Set task:
Output each entry below as it stands, leaving out every picture.

(Extracted records)
----
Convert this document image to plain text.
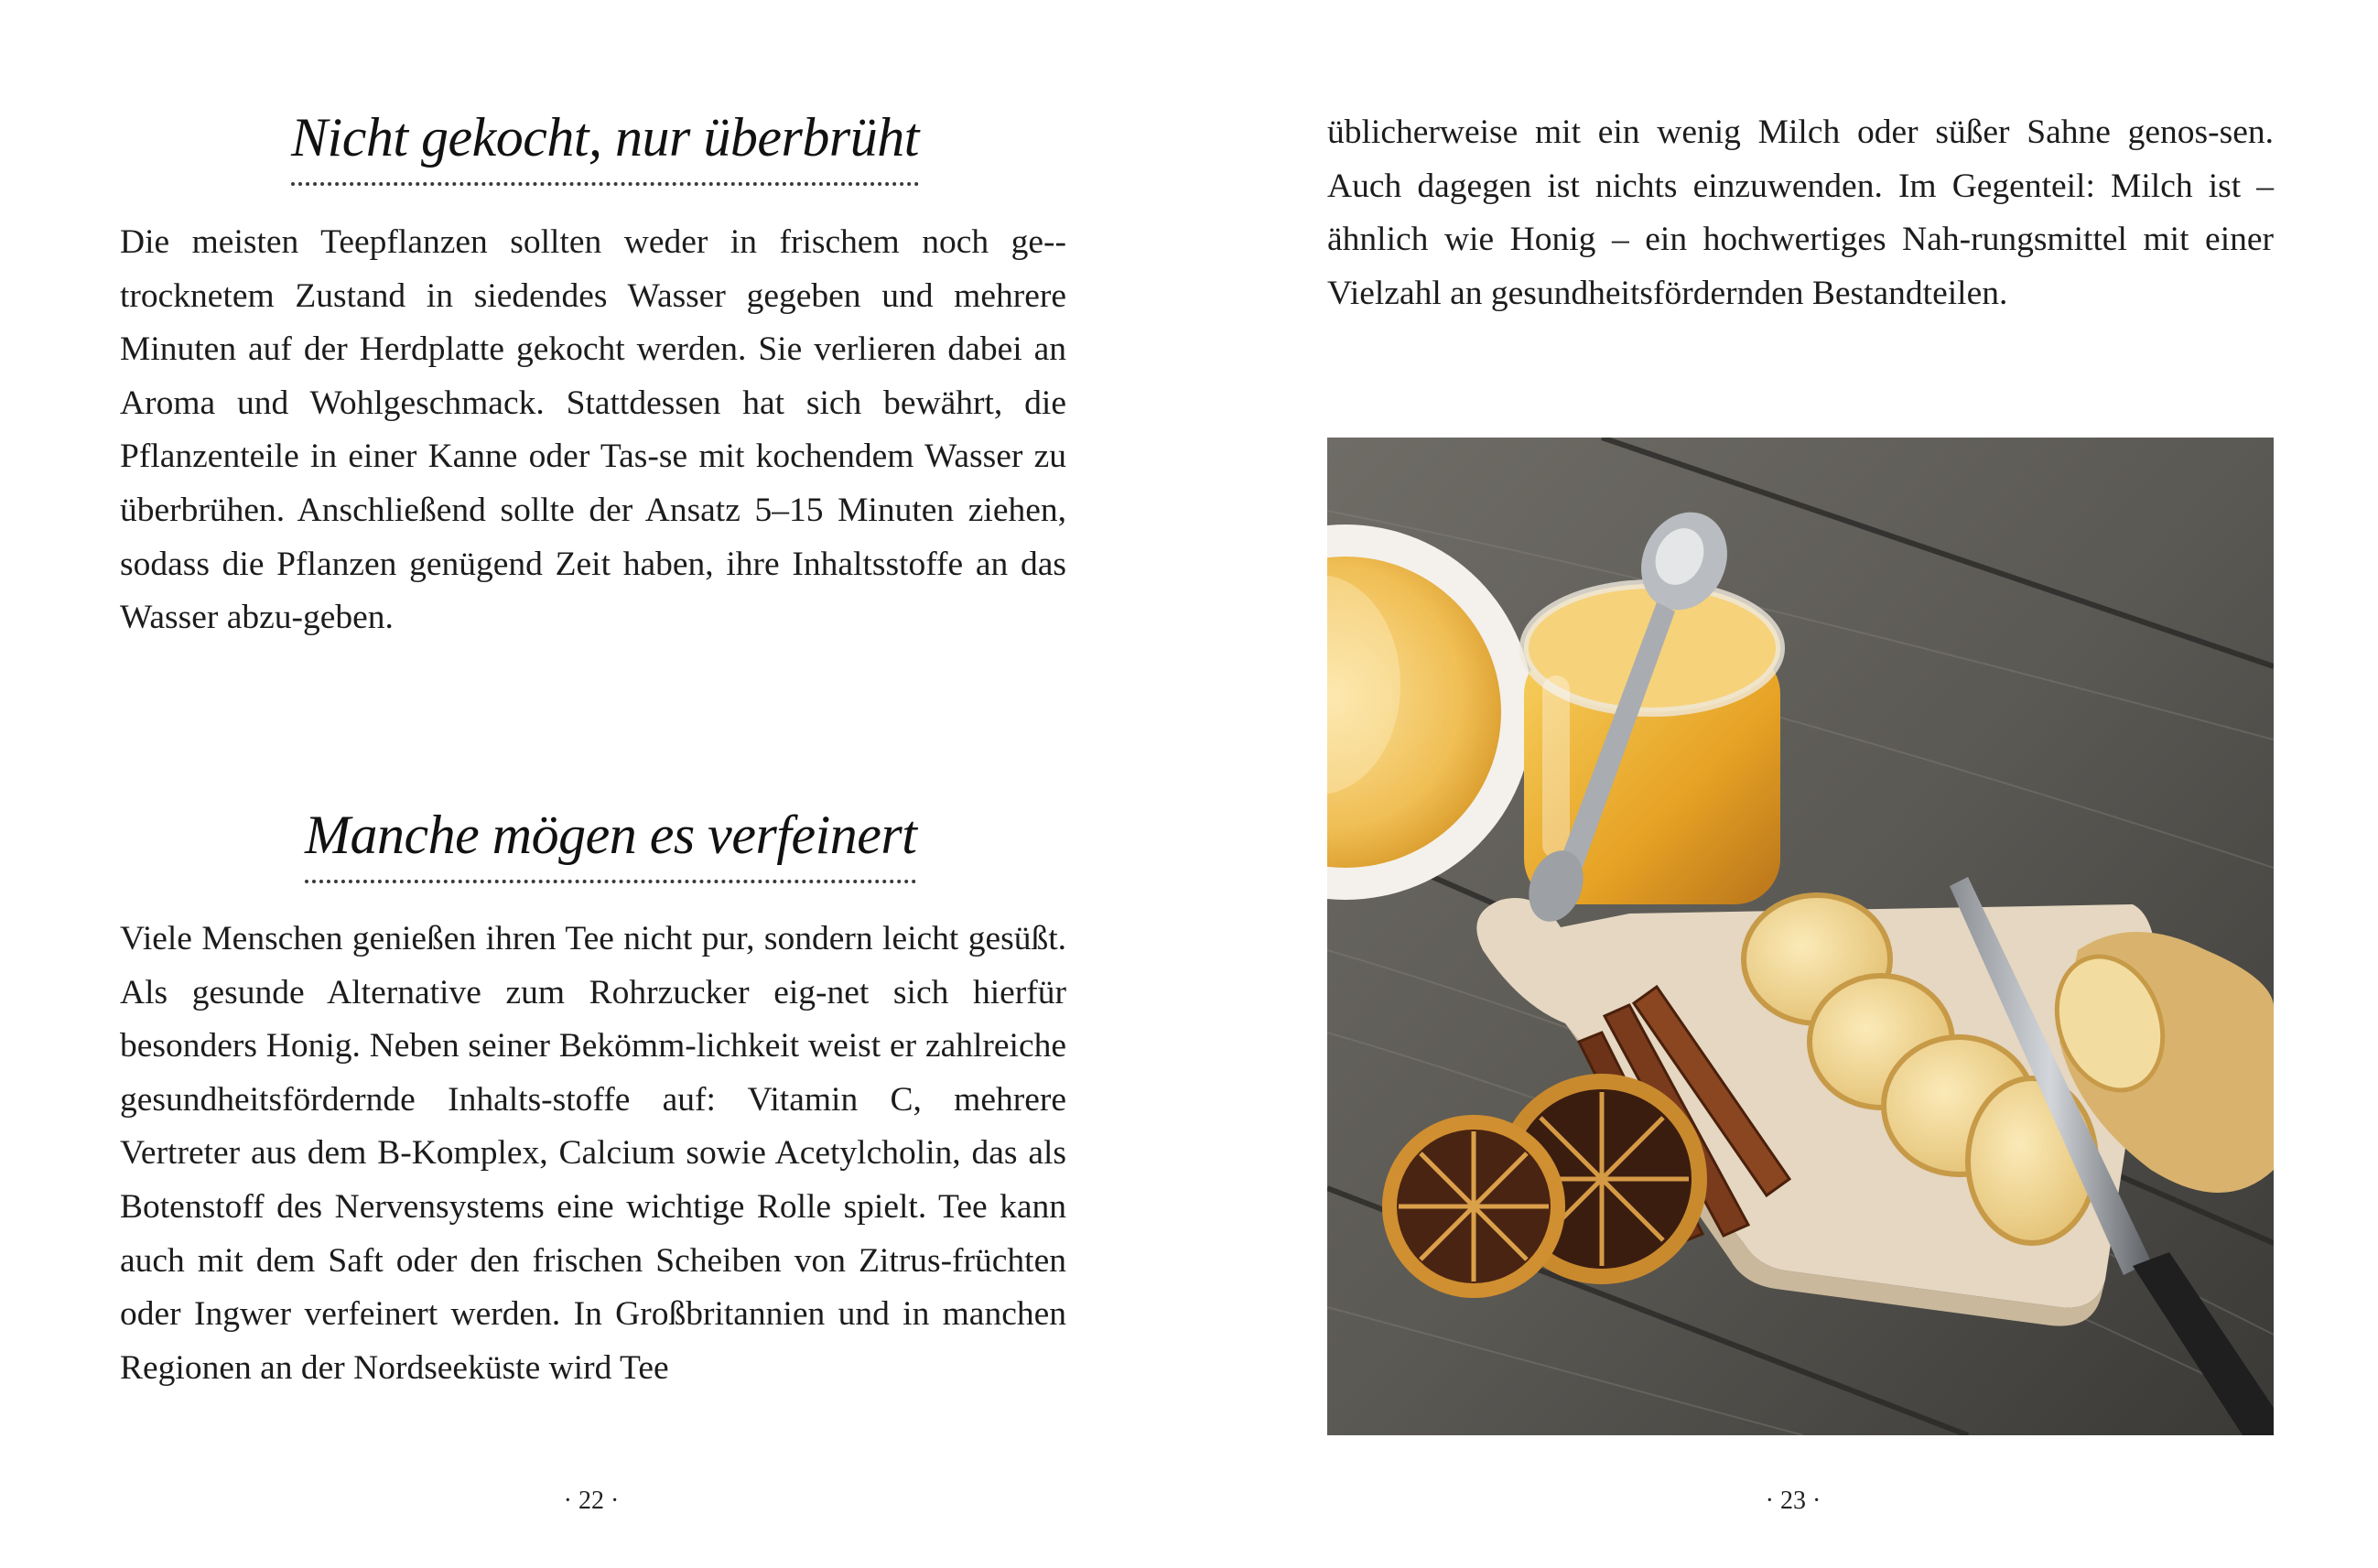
Nicht gekocht, nur überbrüht
Die meisten Teepflanzen sollten weder in frischem noch ge-trocknetem Zustand in siedendes Wasser gegeben und mehrere Minuten auf der Herdplatte gekocht werden. Sie verlieren dabei an Aroma und Wohlgeschmack. Stattdessen hat sich bewährt, die Pflanzenteile in einer Kanne oder Tas-se mit kochendem Wasser zu überbrühen. Anschließend sollte der Ansatz 5–15 Minuten ziehen, sodass die Pflanzen genügend Zeit haben, ihre Inhaltsstoffe an das Wasser abzu-geben.
Manche mögen es verfeinert
Viele Menschen genießen ihren Tee nicht pur, sondern leicht gesüßt. Als gesunde Alternative zum Rohrzucker eig-net sich hierfür besonders Honig. Neben seiner Bekömm-lichkeit weist er zahlreiche gesundheitsfördernde Inhalts-stoffe auf: Vitamin C, mehrere Vertreter aus dem B-Komplex, Calcium sowie Acetylcholin, das als Botenstoff des Nervensystems eine wichtige Rolle spielt. Tee kann auch mit dem Saft oder den frischen Scheiben von Zitrus-früchten oder Ingwer verfeinert werden. In Großbritannien und in manchen Regionen an der Nordseeküste wird Tee
· 22 ·
üblicherweise mit ein wenig Milch oder süßer Sahne genos-sen. Auch dagegen ist nichts einzuwenden. Im Gegenteil: Milch ist – ähnlich wie Honig – ein hochwertiges Nah-rungsmittel mit einer Vielzahl an gesundheitsfördernden Bestandteilen.
· 23 ·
----
Answer to the exercise:
Convert this document image to plain text.
Nicht gekocht, nur überbrüht
Die meisten Teepflanzen sollten weder in frischem noch ge-trocknetem Zustand in siedendes Wasser gegeben und mehrere Minuten auf der Herdplatte gekocht werden. Sie verlieren dabei an Aroma und Wohlgeschmack. Stattdessen hat sich bewährt, die Pflanzenteile in einer Kanne oder Tas-se mit kochendem Wasser zu überbrühen. Anschließend sollte der Ansatz 5–15 Minuten ziehen, sodass die Pflanzen genügend Zeit haben, ihre Inhaltsstoffe an das Wasser abzu-geben.
Manche mögen es verfeinert
Viele Menschen genießen ihren Tee nicht pur, sondern leicht gesüßt. Als gesunde Alternative zum Rohrzucker eig-net sich hierfür besonders Honig. Neben seiner Bekömm-lichkeit weist er zahlreiche gesundheitsfördernde Inhalts-stoffe auf: Vitamin C, mehrere Vertreter aus dem B-Komplex, Calcium sowie Acetylcholin, das als Botenstoff des Nervensystems eine wichtige Rolle spielt. Tee kann auch mit dem Saft oder den frischen Scheiben von Zitrus-früchten oder Ingwer verfeinert werden. In Großbritannien und in manchen Regionen an der Nordseeküste wird Tee
· 22 ·
üblicherweise mit ein wenig Milch oder süßer Sahne genos-sen. Auch dagegen ist nichts einzuwenden. Im Gegenteil: Milch ist – ähnlich wie Honig – ein hochwertiges Nah-rungsmittel mit einer Vielzahl an gesundheitsfördernden Bestandteilen.
· 23 ·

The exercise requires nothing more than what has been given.